Only the number is wanted: how many lines in the data contain "screenshot"?

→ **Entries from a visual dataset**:
-----

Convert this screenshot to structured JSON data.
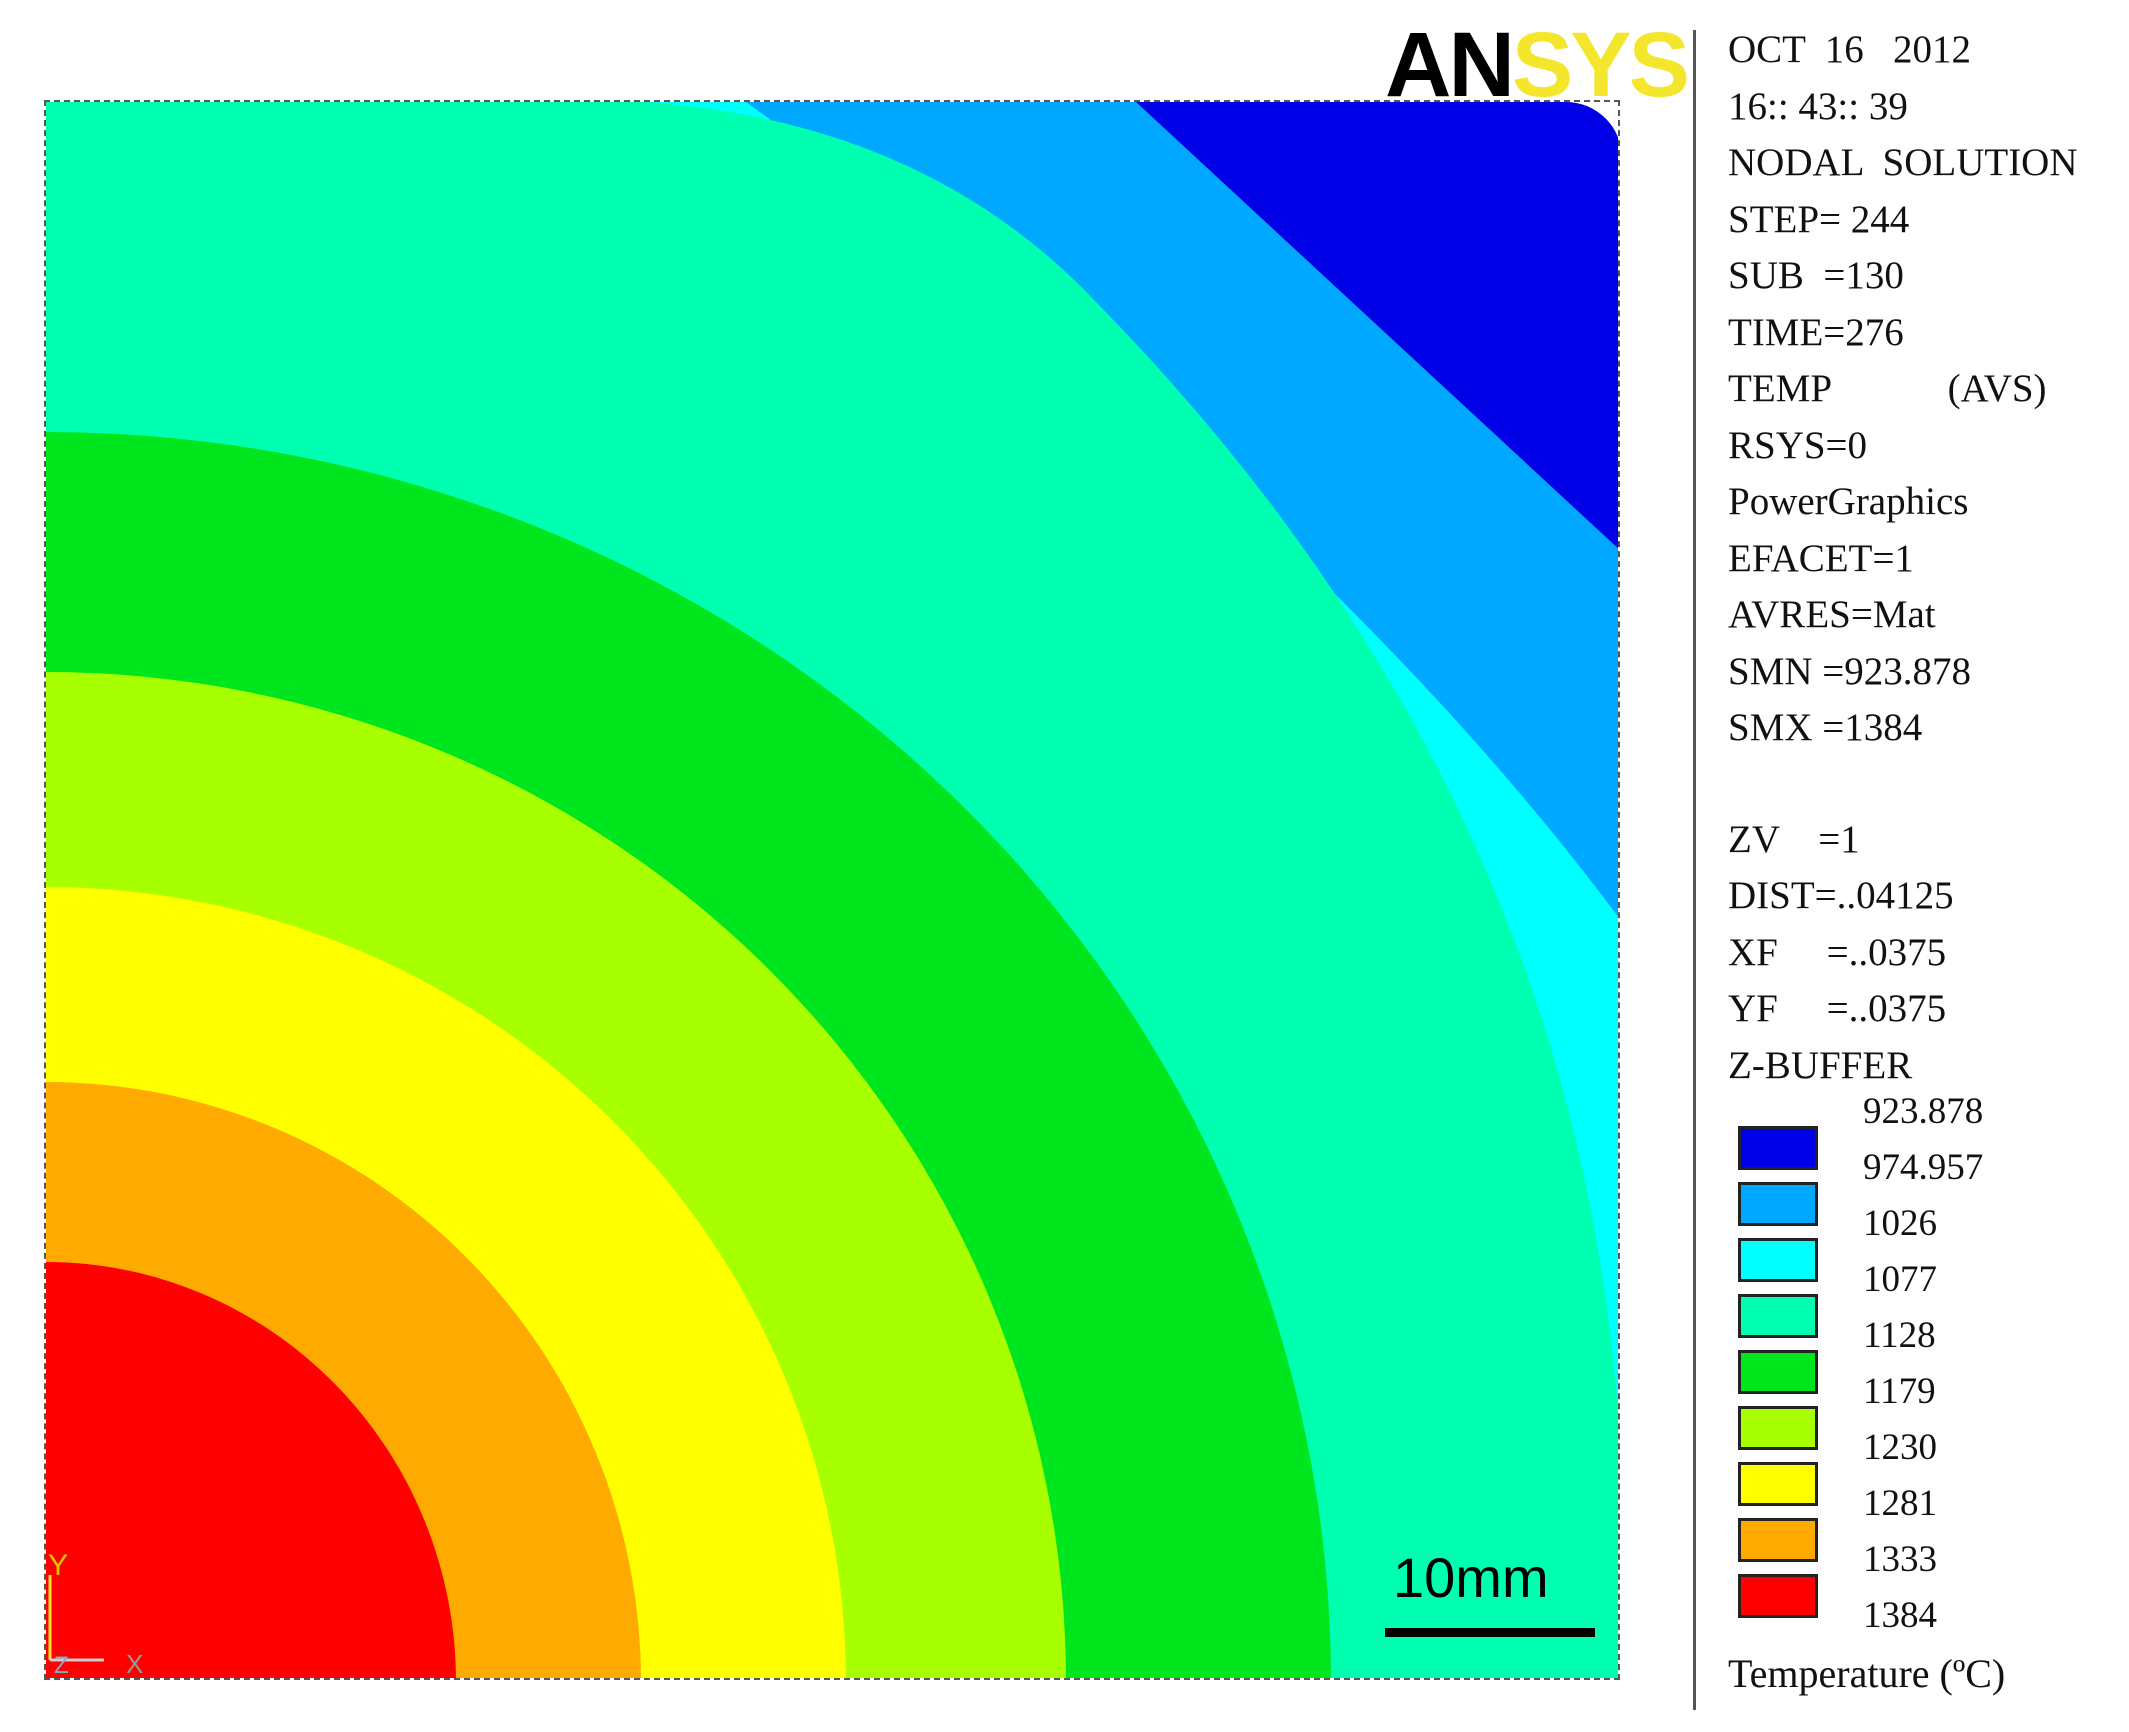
{
  "logo": {
    "part1": "AN",
    "part2": "SYS"
  },
  "info": {
    "lines": [
      "OCT  16   2012",
      "16:: 43:: 39",
      "NODAL  SOLUTION",
      "STEP= 244",
      "SUB  =130",
      "TIME=276",
      "TEMP            (AVS)",
      "RSYS=0",
      "PowerGraphics",
      "EFACET=1",
      "AVRES=Mat",
      "SMN =923.878",
      "SMX =1384"
    ],
    "view_lines": [
      "ZV    =1",
      "DIST=..04125",
      "XF     =..0375",
      "YF     =..0375",
      "Z-BUFFER"
    ]
  },
  "legend": {
    "values": [
      "923.878",
      "974.957",
      "1026",
      "1077",
      "1128",
      "1179",
      "1230",
      "1281",
      "1333",
      "1384"
    ],
    "colors": [
      "#0000e6",
      "#00a8ff",
      "#00ffff",
      "#00ffb0",
      "#00e61e",
      "#a8ff00",
      "#ffff00",
      "#ffaa00",
      "#ff0000"
    ],
    "title": "Temperature (ºC)"
  },
  "scale_bar": {
    "label": "10mm"
  },
  "triad": {
    "y_label": "Y",
    "x_label": "X",
    "z_label": "Z"
  }
}
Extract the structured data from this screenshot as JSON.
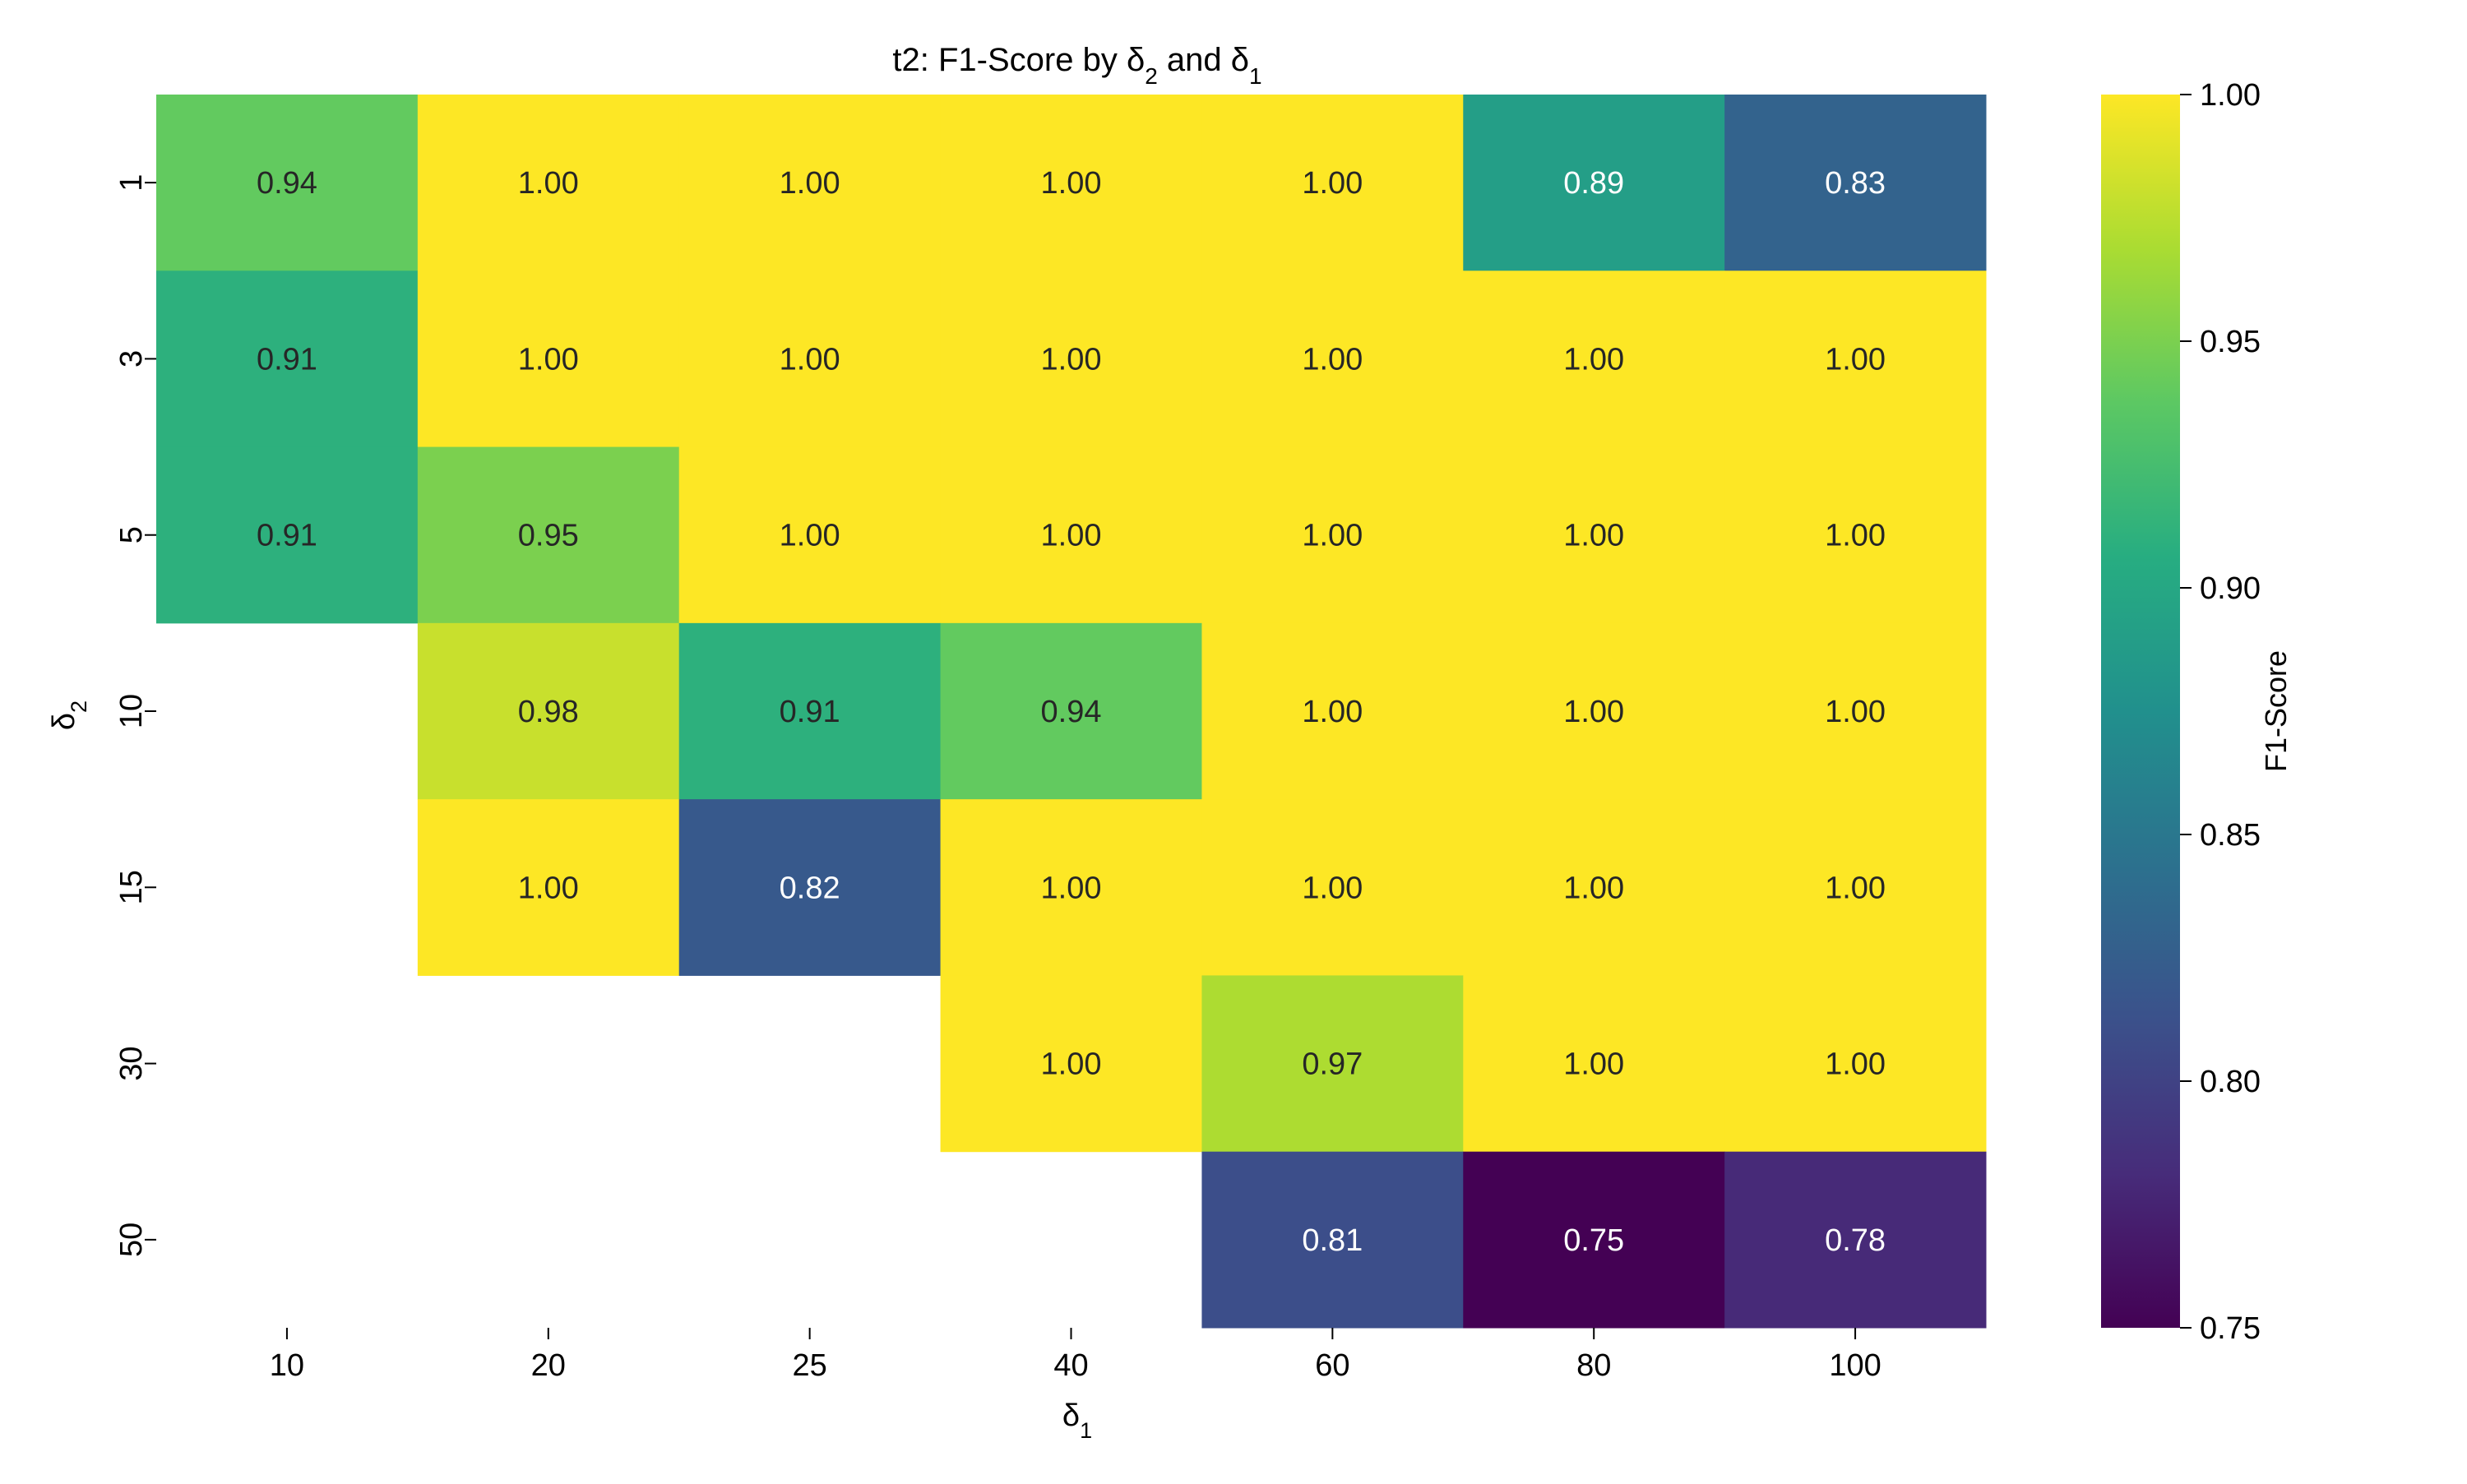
{
  "chart_data": {
    "type": "heatmap",
    "title": {
      "prefix": "t2: F1-Score by δ",
      "sub_a": "2",
      "middle": " and δ",
      "sub_b": "1"
    },
    "xlabel": {
      "main": "δ",
      "sub": "1"
    },
    "ylabel": {
      "main": "δ",
      "sub": "2"
    },
    "x_categories": [
      "10",
      "20",
      "25",
      "40",
      "60",
      "80",
      "100"
    ],
    "y_categories": [
      "1",
      "3",
      "5",
      "10",
      "15",
      "30",
      "50"
    ],
    "values": [
      [
        0.94,
        1.0,
        1.0,
        1.0,
        1.0,
        0.89,
        0.83
      ],
      [
        0.91,
        1.0,
        1.0,
        1.0,
        1.0,
        1.0,
        1.0
      ],
      [
        0.91,
        0.95,
        1.0,
        1.0,
        1.0,
        1.0,
        1.0
      ],
      [
        null,
        0.98,
        0.91,
        0.94,
        1.0,
        1.0,
        1.0
      ],
      [
        null,
        1.0,
        0.82,
        1.0,
        1.0,
        1.0,
        1.0
      ],
      [
        null,
        null,
        null,
        1.0,
        0.97,
        1.0,
        1.0
      ],
      [
        null,
        null,
        null,
        null,
        0.81,
        0.75,
        0.78
      ]
    ],
    "value_format": "0.00",
    "colormap": "viridis",
    "vmin": 0.75,
    "vmax": 1.0,
    "colorbar": {
      "label": "F1-Score",
      "ticks": [
        "0.75",
        "0.80",
        "0.85",
        "0.90",
        "0.95",
        "1.00"
      ]
    },
    "colors": {
      "background": "#ffffff",
      "text_dark": "#262626",
      "text_light": "#ffffff",
      "axis": "#000000"
    }
  }
}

-----

→ **REPLY TO THE TASK**: 2